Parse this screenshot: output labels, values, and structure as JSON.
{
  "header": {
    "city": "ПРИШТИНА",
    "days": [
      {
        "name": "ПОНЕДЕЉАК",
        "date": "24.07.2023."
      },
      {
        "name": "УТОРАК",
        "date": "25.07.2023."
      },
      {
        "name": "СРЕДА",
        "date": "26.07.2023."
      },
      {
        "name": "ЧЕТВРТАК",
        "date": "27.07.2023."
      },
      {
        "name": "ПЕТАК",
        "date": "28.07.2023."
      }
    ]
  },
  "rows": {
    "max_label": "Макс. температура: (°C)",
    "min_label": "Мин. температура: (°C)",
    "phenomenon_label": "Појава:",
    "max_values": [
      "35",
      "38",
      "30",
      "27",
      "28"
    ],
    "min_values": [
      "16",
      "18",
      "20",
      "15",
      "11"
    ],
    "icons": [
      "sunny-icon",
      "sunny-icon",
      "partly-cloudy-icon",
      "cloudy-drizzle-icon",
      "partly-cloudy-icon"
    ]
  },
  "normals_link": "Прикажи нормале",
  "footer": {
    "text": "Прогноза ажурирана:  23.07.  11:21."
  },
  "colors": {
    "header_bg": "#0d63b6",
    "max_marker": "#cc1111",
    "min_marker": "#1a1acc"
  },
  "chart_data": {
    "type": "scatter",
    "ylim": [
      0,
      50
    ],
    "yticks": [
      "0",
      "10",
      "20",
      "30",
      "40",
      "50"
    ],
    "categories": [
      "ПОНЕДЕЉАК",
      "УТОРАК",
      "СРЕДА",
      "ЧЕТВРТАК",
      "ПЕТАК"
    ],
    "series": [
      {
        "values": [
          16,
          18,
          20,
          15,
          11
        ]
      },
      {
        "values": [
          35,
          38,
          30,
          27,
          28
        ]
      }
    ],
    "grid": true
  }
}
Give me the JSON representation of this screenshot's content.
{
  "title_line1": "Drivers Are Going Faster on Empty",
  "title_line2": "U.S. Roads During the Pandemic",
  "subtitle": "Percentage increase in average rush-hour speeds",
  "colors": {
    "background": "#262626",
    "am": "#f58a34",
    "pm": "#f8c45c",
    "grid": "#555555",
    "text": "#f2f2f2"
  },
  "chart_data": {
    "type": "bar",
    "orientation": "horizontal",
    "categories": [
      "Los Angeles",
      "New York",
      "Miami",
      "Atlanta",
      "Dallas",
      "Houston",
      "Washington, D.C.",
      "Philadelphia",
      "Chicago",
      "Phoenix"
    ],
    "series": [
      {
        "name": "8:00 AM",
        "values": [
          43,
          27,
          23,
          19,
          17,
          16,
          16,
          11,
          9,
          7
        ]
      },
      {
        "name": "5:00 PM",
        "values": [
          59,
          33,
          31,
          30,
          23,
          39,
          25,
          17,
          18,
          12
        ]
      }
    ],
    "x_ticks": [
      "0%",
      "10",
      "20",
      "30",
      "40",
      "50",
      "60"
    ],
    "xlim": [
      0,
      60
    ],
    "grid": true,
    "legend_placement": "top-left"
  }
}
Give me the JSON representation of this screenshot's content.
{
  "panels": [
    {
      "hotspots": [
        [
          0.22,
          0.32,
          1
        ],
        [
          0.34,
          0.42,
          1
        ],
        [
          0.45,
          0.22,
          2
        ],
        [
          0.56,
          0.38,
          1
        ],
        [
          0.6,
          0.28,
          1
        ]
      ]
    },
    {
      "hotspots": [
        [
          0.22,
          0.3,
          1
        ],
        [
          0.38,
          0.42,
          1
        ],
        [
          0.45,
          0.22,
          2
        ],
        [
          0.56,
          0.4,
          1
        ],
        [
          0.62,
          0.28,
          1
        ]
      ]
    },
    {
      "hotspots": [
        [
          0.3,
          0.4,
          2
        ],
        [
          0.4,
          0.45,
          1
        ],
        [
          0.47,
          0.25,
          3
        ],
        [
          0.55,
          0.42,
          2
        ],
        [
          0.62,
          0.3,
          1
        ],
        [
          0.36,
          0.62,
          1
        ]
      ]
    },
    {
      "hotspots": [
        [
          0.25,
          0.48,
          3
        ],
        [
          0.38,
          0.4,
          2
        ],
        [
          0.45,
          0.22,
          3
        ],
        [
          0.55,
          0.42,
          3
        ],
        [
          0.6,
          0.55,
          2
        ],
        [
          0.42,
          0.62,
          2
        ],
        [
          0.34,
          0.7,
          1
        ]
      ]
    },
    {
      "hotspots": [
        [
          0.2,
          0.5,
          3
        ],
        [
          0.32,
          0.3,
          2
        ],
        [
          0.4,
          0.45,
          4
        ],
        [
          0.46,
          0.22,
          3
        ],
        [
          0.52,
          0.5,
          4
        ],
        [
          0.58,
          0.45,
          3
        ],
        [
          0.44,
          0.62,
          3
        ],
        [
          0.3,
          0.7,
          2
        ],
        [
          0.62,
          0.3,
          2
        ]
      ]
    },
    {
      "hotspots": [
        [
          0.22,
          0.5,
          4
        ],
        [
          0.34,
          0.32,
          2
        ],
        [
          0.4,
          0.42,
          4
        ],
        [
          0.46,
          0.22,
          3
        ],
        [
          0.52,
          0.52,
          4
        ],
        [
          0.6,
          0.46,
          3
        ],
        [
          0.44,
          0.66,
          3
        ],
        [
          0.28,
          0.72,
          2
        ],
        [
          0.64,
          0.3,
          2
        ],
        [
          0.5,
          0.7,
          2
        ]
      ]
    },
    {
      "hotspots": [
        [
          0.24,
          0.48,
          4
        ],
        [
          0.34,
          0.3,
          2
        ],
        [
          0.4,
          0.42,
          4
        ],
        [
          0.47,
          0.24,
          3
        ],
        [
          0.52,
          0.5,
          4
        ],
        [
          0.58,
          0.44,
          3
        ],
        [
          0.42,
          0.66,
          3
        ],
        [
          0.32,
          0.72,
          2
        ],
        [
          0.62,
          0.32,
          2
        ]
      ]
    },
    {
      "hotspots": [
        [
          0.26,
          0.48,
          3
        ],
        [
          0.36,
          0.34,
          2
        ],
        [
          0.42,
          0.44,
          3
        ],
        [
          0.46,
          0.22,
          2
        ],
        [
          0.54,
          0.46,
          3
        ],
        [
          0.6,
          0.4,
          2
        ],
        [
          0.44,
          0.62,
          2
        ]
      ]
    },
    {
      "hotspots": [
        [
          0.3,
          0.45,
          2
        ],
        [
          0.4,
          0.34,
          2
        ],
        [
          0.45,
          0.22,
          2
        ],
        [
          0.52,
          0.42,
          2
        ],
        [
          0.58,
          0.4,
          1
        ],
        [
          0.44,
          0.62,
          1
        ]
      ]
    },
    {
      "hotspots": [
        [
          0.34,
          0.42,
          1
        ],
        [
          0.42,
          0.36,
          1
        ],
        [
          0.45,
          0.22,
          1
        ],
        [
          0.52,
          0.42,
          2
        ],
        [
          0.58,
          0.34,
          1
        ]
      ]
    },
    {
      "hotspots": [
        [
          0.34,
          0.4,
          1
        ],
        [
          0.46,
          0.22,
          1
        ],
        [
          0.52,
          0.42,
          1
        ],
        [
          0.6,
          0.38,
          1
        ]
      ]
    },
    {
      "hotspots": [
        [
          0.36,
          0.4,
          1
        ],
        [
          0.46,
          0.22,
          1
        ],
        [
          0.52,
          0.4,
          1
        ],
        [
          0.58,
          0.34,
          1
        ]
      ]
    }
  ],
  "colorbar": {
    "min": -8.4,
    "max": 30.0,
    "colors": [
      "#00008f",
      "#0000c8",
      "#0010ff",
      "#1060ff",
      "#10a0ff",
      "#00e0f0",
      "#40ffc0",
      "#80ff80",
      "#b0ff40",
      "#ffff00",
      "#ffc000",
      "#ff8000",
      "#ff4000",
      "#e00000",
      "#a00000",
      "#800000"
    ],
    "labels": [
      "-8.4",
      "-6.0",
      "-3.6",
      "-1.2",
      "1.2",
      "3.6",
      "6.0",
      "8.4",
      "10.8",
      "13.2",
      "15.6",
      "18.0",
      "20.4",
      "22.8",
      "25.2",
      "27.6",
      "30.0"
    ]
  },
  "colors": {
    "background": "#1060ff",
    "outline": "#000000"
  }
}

▶ THE EXERCISE
Only the number is wanted: how many lines of the material contain the word "температура"?

▶ RESPONSE TO THE EXERCISE
2